WHAT YOU ARE ASKED TO DO
Reproduce each line bearing the word "Price".

MATERIAL TO PROCESS
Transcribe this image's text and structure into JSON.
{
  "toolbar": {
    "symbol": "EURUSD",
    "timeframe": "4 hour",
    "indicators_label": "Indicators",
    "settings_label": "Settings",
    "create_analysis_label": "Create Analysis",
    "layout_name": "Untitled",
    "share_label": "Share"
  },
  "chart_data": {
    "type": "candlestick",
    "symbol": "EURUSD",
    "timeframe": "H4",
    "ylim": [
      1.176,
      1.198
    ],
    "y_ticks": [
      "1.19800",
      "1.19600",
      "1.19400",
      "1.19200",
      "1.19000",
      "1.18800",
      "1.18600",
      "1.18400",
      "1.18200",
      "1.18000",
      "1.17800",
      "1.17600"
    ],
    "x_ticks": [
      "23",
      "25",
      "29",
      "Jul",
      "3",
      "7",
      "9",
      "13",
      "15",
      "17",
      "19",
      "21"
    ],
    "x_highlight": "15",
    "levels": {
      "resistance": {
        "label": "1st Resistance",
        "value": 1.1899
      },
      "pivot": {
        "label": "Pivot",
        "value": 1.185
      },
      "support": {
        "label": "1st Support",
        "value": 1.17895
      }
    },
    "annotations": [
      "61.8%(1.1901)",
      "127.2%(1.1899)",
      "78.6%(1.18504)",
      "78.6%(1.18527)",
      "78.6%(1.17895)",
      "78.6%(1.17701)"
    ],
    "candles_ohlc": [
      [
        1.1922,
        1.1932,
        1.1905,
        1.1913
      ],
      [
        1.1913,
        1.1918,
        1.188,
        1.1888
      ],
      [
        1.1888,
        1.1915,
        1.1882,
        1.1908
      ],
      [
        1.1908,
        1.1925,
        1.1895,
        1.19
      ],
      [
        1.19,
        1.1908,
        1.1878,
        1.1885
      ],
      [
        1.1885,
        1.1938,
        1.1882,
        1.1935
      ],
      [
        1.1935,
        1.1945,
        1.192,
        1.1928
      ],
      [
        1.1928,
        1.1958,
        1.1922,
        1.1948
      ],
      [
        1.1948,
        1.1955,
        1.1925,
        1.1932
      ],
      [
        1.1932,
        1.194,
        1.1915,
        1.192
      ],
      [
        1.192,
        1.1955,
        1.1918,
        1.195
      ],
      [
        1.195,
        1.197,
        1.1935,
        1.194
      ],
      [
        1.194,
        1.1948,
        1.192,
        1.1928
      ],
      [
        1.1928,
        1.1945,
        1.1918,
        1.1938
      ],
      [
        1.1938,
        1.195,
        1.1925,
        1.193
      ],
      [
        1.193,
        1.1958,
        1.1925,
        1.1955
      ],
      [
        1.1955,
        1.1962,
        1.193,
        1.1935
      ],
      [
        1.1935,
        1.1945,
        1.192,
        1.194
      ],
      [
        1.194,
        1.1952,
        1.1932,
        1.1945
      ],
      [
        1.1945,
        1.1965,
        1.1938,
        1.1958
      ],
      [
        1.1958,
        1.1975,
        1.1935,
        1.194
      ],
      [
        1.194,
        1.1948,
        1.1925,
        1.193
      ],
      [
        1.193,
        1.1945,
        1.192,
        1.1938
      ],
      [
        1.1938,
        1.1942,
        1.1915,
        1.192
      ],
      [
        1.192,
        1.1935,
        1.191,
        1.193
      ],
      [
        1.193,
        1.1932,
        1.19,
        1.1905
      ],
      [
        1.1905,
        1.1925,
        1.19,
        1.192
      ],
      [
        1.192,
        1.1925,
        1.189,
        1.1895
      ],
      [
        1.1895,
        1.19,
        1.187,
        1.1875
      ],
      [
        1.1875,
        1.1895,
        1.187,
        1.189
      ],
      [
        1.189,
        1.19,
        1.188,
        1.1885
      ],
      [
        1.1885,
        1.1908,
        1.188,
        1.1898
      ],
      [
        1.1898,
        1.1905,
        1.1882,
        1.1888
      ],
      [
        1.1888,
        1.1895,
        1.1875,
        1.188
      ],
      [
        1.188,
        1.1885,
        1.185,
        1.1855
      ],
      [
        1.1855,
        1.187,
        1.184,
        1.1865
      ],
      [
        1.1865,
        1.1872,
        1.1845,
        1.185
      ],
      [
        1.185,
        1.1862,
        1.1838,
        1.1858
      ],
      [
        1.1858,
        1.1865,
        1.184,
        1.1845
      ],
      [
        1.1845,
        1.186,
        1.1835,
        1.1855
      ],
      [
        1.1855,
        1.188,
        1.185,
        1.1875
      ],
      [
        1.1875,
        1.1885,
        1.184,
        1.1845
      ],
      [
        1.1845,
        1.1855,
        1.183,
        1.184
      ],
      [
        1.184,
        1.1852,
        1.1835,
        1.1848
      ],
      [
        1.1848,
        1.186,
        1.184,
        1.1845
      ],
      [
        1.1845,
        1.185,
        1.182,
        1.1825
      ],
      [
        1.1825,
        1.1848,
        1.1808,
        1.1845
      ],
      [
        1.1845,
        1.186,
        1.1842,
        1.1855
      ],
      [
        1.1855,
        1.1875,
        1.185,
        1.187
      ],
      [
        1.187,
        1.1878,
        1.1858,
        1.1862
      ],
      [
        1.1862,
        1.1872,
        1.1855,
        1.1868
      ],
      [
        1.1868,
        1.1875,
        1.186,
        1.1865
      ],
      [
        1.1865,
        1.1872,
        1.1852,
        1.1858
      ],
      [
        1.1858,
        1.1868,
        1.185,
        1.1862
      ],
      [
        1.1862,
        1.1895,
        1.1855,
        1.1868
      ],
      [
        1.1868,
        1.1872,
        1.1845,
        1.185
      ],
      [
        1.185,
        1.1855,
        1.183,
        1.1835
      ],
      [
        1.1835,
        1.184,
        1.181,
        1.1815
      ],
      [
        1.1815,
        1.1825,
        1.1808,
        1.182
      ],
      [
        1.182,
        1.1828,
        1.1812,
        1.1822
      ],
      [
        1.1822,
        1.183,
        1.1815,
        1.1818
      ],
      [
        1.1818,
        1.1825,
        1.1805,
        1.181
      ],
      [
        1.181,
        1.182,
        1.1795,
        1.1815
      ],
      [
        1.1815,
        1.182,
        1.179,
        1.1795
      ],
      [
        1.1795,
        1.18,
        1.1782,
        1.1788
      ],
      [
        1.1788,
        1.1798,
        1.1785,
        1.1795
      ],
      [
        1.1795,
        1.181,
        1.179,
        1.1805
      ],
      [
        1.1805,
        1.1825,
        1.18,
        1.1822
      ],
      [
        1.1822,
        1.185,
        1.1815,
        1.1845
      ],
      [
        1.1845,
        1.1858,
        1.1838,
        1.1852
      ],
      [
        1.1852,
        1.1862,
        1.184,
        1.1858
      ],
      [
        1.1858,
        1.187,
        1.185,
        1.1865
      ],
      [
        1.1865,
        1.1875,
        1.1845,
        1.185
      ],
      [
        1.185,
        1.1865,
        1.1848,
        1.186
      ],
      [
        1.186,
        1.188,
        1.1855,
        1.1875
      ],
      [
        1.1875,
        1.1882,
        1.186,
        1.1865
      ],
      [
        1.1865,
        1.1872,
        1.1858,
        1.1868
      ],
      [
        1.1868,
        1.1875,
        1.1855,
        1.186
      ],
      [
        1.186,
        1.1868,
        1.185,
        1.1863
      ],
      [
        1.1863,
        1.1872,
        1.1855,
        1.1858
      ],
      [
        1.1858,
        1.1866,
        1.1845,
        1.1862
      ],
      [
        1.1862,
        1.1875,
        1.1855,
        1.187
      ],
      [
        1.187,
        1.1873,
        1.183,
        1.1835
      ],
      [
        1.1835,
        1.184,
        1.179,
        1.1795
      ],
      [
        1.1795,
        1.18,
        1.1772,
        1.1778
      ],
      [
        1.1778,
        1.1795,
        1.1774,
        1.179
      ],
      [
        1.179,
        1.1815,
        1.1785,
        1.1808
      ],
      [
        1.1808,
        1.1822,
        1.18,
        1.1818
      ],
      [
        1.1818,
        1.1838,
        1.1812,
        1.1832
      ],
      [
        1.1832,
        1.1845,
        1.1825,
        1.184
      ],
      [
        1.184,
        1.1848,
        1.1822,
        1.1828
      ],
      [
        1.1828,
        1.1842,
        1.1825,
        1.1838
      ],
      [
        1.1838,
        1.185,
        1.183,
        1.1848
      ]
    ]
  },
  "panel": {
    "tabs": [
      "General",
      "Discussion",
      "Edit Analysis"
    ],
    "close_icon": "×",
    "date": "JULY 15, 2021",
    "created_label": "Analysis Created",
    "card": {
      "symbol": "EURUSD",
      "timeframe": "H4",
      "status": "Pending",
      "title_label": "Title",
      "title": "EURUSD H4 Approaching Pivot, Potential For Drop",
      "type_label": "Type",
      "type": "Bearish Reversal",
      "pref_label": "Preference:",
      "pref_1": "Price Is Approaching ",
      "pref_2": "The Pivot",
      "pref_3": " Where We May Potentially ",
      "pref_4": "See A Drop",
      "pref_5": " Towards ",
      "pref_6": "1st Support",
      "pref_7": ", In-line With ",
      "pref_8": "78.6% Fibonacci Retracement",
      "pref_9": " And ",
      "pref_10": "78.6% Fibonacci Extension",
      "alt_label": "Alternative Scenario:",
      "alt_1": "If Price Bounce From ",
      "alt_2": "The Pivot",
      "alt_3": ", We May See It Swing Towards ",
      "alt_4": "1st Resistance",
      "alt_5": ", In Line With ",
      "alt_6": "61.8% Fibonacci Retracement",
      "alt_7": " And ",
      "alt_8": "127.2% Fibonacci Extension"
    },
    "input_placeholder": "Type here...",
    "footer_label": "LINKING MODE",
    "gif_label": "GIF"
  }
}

WRITTEN ANSWER
      "pref_1": "Price Is Approaching ",
      "alt_1": "If Price Bounce From ",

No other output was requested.